| Exercise |
Look through the material below. Copy each line that contains the string "miejsce".

| Dataset content |
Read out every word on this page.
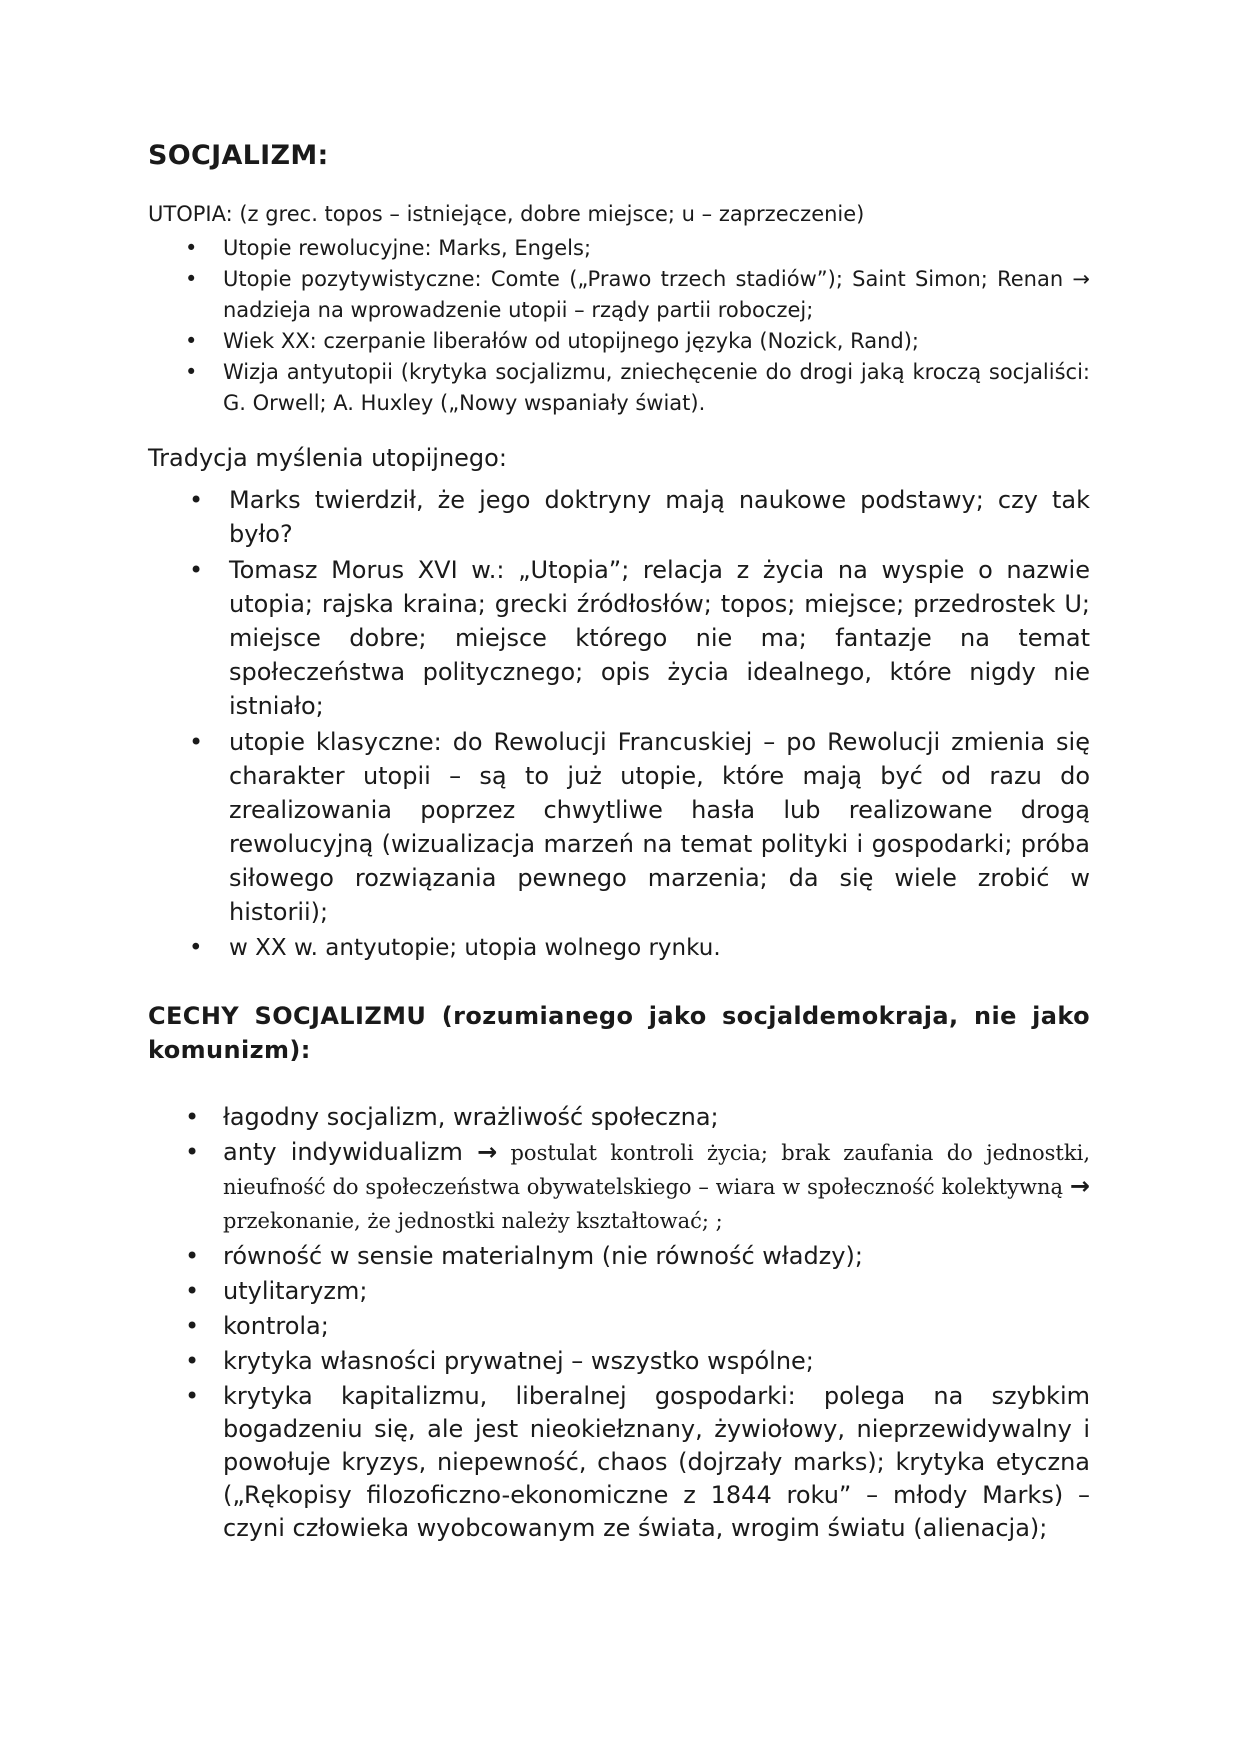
SOCJALIZM:

UTOPIA: (z grec. topos – istniejące, dobre miejsce; u – zaprzeczenie)

• Utopie rewolucyjne: Marks, Engels;
• Utopie pozytywistyczne: Comte („Prawo trzech stadiów”); Saint Simon; Renan → nadzieja na wprowadzenie utopii – rządy partii roboczej;
• Wiek XX: czerpanie liberałów od utopijnego języka (Nozick, Rand);
• Wizja antyutopii (krytyka socjalizmu, zniechęcenie do drogi jaką kroczą socjaliści: G. Orwell; A. Huxley („Nowy wspaniały świat).

Tradycja myślenia utopijnego:

• Marks twierdził, że jego doktryny mają naukowe podstawy; czy tak było?
• Tomasz Morus XVI w.: „Utopia”; relacja z życia na wyspie o nazwie utopia; rajska kraina; grecki źródłosłów; topos; miejsce; przedrostek U; miejsce dobre; miejsce którego nie ma; fantazje na temat społeczeństwa politycznego; opis życia idealnego, które nigdy nie istniało;
• utopie klasyczne: do Rewolucji Francuskiej – po Rewolucji zmienia się charakter utopii – są to już utopie, które mają być od razu do zrealizowania poprzez chwytliwe hasła lub realizowane drogą rewolucyjną (wizualizacja marzeń na temat polityki i gospodarki; próba siłowego rozwiązania pewnego marzenia; da się wiele zrobić w historii);
• w XX w. antyutopie; utopia wolnego rynku.
CECHY SOCJALIZMU (rozumianego jako socjaldemokraja, nie jako komunizm):
• łagodny socjalizm, wrażliwość społeczna;
• anty indywidualizm → postulat kontroli życia; brak zaufania do jednostki, nieufność do społeczeństwa obywatelskiego – wiara w społeczność kolektywną → przekonanie, że jednostki należy kształtować; ;
• równość w sensie materialnym (nie równość władzy);
• utylitaryzm;
• kontrola;
• krytyka własności prywatnej – wszystko wspólne;
• krytyka kapitalizmu, liberalnej gospodarki: polega na szybkim bogadzeniu się, ale jest nieokiełznany, żywiołowy, nieprzewidywalny i powołuje kryzys, niepewność, chaos (dojrzały marks); krytyka etyczna („Rękopisy filozoficzno-ekonomiczne z 1844 roku” – młody Marks) – czyni człowieka wyobcowanym ze świata, wrogim światu (alienacja);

| Written solution |
UTOPIA: (z grec. topos – istniejące, dobre miejsce; u – zaprzeczenie)
• Tomasz Morus XVI w.: „Utopia”; relacja z życia na wyspie o nazwie utopia; rajska kraina; grecki źródłosłów; topos; miejsce; przedrostek U; miejsce dobre; miejsce którego nie ma; fantazje na temat społeczeństwa politycznego; opis życia idealnego, które nigdy nie istniało;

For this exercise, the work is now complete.